Exercise description
Scan the data below for the string "发生时间在". Show every line where it turns up.

Entries taken from a collection:
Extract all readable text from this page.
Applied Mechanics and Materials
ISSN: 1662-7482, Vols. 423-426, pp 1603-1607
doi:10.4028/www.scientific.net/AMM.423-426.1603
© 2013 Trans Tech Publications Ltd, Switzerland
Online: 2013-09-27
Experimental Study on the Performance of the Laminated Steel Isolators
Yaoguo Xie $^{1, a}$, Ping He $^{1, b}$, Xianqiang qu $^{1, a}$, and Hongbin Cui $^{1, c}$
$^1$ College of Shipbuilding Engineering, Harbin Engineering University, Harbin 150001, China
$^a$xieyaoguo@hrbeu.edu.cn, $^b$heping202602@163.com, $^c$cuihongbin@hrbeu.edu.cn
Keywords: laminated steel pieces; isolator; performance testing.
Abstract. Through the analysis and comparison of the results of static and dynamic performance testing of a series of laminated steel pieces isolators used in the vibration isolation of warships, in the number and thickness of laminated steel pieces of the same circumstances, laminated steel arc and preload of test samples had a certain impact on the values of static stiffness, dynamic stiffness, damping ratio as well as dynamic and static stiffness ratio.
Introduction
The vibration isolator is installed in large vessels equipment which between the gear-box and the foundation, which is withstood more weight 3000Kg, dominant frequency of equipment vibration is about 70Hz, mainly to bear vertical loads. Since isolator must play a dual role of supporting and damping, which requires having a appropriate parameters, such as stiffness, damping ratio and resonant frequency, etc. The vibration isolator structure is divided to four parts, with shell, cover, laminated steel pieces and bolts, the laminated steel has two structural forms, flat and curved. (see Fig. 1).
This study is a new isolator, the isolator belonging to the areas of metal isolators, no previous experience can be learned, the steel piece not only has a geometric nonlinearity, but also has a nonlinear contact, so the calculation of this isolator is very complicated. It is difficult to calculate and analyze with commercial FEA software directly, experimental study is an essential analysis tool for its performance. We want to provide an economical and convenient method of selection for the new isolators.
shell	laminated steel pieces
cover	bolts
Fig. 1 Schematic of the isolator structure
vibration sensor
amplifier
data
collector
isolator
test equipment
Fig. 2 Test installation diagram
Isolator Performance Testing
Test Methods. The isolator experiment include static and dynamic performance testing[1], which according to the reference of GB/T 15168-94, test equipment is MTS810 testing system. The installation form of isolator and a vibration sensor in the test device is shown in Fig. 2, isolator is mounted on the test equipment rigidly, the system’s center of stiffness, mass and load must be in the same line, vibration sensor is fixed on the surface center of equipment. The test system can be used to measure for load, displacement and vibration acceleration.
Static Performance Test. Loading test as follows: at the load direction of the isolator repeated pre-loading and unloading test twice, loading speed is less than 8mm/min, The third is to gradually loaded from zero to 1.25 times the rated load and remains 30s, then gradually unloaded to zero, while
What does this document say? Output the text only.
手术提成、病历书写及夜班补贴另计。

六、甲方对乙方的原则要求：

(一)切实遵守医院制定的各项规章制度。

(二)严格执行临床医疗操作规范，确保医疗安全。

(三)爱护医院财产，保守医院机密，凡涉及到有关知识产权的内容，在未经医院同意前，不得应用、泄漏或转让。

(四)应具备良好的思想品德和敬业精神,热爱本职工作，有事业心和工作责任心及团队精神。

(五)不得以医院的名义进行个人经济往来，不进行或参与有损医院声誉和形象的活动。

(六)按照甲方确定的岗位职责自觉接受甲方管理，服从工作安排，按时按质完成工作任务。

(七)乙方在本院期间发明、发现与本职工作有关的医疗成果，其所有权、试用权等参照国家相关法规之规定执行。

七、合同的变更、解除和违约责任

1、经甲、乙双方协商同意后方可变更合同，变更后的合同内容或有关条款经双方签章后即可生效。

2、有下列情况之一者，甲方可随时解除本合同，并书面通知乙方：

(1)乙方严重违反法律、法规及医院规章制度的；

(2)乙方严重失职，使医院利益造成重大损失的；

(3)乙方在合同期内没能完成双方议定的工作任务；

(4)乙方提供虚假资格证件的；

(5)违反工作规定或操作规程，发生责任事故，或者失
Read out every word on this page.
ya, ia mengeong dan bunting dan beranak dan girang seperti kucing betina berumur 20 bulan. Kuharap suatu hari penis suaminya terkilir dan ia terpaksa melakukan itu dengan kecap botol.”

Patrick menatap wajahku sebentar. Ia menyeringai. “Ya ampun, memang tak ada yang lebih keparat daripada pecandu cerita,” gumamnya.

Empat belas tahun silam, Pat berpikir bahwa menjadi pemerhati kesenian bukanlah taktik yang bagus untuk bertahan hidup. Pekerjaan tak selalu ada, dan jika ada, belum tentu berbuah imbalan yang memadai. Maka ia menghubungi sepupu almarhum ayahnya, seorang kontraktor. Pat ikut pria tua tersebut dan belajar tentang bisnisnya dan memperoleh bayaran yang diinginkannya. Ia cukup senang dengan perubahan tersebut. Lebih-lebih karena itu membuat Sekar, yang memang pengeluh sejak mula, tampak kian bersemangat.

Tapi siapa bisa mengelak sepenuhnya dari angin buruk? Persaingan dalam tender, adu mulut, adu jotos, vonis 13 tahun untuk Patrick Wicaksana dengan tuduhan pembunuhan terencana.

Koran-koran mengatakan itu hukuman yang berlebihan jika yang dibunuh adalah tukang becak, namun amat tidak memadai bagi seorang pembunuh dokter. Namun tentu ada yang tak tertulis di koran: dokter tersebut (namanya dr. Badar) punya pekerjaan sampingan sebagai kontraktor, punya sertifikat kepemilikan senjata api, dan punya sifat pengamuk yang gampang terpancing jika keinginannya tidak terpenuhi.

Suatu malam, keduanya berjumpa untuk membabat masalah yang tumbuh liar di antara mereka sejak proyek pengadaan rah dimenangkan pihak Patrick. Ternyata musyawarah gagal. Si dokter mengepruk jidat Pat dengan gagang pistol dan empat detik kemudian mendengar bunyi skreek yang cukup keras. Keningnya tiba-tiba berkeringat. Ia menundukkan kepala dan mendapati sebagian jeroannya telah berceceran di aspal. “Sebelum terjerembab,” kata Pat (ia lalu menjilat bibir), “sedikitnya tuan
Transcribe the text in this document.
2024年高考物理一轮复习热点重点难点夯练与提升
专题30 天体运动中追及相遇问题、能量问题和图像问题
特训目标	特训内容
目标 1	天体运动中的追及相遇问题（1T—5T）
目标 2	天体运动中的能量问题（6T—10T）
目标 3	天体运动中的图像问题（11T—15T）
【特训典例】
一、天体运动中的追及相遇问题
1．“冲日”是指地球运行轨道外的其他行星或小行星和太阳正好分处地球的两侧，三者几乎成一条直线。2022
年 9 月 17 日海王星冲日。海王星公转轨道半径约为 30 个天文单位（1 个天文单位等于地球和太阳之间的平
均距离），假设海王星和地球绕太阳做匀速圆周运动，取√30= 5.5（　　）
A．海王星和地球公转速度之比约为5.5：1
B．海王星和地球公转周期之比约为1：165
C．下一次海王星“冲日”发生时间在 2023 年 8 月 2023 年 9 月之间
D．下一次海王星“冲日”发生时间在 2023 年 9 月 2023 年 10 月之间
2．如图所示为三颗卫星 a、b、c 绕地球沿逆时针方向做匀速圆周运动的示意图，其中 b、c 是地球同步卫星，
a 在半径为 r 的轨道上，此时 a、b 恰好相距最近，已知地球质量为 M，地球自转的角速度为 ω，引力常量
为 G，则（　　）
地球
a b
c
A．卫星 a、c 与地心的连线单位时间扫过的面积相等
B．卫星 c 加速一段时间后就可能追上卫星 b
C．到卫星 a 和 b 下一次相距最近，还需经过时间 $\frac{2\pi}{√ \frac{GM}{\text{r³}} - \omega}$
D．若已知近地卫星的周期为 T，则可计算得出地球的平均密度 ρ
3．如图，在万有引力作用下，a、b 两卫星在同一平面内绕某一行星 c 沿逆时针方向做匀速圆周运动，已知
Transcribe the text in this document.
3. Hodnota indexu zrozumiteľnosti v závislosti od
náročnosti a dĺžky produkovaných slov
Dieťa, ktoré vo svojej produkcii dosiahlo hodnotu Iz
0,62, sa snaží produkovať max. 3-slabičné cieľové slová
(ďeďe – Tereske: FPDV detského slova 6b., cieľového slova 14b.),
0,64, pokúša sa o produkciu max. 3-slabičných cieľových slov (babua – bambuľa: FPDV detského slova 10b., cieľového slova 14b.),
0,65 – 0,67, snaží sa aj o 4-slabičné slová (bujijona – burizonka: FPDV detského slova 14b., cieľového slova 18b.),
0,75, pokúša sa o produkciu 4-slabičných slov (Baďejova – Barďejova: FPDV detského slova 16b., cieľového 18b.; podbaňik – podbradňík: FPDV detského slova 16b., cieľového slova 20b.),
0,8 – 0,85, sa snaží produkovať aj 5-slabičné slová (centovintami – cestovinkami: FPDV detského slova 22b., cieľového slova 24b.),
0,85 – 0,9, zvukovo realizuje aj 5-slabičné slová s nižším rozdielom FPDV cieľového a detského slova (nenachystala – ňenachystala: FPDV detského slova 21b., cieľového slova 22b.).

Solution for this task
C．下一次海王星“冲日”发生时间在 2023 年 8 月 2023 年 9 月之间
D．下一次海王星“冲日”发生时间在 2023 年 9 月 2023 年 10 月之间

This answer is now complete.